▶ _Recorded information_:
'''
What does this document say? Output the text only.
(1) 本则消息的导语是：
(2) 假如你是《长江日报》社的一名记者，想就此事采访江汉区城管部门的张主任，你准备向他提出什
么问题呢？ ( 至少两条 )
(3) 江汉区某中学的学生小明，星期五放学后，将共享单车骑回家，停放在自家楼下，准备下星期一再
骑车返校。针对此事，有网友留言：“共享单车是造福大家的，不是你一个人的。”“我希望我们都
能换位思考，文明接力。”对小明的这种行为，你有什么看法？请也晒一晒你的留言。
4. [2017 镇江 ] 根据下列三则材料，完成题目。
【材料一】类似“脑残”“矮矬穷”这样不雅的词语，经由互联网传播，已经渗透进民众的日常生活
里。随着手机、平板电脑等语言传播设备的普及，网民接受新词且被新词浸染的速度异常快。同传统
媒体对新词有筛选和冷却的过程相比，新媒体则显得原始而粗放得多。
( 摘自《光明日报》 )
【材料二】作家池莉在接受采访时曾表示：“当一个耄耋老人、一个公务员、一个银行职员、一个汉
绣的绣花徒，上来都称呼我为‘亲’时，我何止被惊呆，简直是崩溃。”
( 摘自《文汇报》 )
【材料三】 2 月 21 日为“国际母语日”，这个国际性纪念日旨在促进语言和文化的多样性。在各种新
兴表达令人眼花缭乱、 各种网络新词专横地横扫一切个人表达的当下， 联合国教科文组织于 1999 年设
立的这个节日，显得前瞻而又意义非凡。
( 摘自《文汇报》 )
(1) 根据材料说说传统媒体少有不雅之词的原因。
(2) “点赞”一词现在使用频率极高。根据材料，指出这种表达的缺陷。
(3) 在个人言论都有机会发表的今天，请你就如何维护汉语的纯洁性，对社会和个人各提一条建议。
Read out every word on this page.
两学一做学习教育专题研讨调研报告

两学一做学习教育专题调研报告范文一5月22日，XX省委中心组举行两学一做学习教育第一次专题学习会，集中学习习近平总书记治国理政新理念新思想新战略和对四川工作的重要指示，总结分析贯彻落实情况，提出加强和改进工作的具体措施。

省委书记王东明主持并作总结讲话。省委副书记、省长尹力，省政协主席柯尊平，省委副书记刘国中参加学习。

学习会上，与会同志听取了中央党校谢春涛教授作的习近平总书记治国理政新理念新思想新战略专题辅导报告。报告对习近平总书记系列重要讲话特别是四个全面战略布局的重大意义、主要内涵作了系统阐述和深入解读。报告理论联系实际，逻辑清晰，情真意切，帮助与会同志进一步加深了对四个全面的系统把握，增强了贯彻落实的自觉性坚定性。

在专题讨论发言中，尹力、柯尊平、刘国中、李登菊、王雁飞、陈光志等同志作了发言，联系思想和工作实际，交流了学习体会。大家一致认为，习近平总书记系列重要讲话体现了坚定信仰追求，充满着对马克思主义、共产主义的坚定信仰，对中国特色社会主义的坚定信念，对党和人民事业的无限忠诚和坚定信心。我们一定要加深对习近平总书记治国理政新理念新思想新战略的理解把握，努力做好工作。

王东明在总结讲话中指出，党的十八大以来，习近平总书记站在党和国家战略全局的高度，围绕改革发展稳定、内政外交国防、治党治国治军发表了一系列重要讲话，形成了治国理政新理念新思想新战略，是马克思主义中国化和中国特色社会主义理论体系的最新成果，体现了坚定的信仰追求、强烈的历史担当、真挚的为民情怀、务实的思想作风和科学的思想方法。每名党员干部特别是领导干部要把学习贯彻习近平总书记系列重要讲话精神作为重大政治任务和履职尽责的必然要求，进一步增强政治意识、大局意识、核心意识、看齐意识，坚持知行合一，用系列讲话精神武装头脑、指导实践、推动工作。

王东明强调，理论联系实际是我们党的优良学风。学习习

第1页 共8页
'''
'''
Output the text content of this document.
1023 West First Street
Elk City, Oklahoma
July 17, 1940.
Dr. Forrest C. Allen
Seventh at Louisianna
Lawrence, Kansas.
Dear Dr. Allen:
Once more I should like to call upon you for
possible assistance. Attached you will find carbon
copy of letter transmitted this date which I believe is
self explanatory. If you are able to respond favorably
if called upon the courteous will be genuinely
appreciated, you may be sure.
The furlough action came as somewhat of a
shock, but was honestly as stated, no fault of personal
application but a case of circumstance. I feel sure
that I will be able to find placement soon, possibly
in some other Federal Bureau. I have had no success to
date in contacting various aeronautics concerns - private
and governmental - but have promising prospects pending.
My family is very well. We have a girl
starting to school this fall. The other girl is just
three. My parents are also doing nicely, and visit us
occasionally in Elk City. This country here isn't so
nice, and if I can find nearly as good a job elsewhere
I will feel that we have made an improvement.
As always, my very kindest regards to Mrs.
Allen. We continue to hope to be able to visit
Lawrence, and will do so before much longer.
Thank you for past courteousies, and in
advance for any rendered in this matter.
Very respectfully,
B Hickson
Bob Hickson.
'''
'''
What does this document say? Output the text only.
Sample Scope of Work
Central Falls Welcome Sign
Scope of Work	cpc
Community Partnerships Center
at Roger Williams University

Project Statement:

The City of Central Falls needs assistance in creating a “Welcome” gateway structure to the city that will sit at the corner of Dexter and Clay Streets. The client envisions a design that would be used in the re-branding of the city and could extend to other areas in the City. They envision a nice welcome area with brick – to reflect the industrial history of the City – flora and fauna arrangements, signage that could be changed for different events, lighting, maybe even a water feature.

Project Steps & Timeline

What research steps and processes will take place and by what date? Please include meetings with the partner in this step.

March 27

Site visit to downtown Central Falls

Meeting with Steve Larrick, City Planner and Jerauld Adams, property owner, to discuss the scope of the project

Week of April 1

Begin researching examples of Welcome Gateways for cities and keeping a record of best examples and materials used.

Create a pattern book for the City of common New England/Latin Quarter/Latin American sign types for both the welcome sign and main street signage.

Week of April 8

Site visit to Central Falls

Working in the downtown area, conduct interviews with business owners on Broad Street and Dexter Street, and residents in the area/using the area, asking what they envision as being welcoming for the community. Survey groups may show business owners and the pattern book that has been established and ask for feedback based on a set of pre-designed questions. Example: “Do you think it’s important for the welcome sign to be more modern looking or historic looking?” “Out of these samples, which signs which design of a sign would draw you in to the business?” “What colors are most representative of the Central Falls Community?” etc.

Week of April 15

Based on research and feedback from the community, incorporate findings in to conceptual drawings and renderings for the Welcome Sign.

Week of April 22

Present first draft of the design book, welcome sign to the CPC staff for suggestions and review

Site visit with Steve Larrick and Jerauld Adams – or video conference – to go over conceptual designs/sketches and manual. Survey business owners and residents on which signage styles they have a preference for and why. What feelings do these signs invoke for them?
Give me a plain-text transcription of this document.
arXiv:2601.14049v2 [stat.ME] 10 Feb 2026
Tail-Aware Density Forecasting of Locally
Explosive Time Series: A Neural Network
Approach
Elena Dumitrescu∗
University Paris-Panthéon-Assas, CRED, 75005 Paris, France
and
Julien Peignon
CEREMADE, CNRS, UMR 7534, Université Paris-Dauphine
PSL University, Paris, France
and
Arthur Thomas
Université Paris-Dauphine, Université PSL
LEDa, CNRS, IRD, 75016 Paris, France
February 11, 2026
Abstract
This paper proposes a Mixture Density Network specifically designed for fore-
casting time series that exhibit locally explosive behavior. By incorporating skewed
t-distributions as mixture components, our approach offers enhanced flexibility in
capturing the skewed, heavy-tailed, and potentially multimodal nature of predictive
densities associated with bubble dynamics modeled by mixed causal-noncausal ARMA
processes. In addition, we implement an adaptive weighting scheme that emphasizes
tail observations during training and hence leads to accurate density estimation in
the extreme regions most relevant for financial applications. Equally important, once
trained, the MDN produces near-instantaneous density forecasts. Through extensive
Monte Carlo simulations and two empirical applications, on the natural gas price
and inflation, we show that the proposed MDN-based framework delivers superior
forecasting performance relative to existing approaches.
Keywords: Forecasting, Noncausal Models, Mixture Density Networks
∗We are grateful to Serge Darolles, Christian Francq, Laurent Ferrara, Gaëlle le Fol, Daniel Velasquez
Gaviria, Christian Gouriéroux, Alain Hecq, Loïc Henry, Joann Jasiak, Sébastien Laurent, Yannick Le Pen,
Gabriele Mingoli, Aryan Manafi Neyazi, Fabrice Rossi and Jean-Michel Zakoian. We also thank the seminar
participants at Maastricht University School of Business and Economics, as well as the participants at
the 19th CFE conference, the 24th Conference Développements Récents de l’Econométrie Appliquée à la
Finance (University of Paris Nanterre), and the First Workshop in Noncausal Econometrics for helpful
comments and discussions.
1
'''
▶ _Your goal_: Among the lines of the material, find those that hold the word "Lawrence" and copy them.

▶ _Result of this task_:
Lawrence, Kansas.
Lawrence, and will do so before much longer.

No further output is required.